GIVEN INSTRUCTION:
Filter out everything except lines holding "name".

RECORD SET:

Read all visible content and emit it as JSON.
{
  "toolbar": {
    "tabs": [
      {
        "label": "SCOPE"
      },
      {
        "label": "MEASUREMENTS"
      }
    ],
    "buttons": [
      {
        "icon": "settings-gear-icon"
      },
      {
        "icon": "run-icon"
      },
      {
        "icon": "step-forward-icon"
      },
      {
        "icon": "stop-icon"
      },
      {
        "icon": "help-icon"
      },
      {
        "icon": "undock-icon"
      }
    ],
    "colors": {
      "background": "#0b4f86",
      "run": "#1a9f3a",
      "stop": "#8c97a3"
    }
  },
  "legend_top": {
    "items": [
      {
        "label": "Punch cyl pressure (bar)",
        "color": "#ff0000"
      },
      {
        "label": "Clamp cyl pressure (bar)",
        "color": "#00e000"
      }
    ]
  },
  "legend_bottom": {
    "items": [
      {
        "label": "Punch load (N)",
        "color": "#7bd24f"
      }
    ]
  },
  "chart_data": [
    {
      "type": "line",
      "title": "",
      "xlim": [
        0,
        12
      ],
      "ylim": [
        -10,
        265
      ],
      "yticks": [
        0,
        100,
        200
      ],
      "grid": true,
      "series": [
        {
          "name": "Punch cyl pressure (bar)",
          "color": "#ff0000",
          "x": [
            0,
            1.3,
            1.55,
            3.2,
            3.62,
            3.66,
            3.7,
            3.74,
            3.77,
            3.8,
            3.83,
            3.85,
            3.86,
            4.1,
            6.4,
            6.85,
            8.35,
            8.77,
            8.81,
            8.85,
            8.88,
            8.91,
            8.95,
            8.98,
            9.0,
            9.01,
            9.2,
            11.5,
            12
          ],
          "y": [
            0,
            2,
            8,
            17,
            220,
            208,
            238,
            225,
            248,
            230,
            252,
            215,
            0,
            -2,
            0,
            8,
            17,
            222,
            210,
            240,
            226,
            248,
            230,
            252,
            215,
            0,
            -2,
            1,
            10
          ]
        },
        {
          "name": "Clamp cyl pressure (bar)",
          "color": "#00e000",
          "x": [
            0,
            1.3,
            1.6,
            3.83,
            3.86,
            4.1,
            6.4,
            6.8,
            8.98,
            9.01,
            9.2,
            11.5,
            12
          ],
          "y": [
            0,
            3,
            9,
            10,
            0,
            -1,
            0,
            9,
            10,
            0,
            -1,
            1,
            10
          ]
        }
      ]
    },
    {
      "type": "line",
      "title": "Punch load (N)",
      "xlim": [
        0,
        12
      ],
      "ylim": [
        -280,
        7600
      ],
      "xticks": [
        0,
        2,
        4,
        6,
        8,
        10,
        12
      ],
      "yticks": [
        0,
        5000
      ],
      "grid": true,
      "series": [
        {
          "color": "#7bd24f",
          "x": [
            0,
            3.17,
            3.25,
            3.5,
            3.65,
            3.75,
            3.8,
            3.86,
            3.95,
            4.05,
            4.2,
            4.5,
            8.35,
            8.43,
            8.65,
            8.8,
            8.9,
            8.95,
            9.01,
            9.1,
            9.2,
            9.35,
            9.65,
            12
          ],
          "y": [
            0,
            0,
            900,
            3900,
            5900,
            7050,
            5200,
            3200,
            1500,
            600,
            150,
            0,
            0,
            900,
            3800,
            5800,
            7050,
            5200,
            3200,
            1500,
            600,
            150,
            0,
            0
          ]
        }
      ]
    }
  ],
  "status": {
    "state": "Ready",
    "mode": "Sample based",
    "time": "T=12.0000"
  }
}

EXERCISE RESULT:
          "name": "Punch cyl pressure (bar)",
          "name": "Clamp cyl pressure (bar)",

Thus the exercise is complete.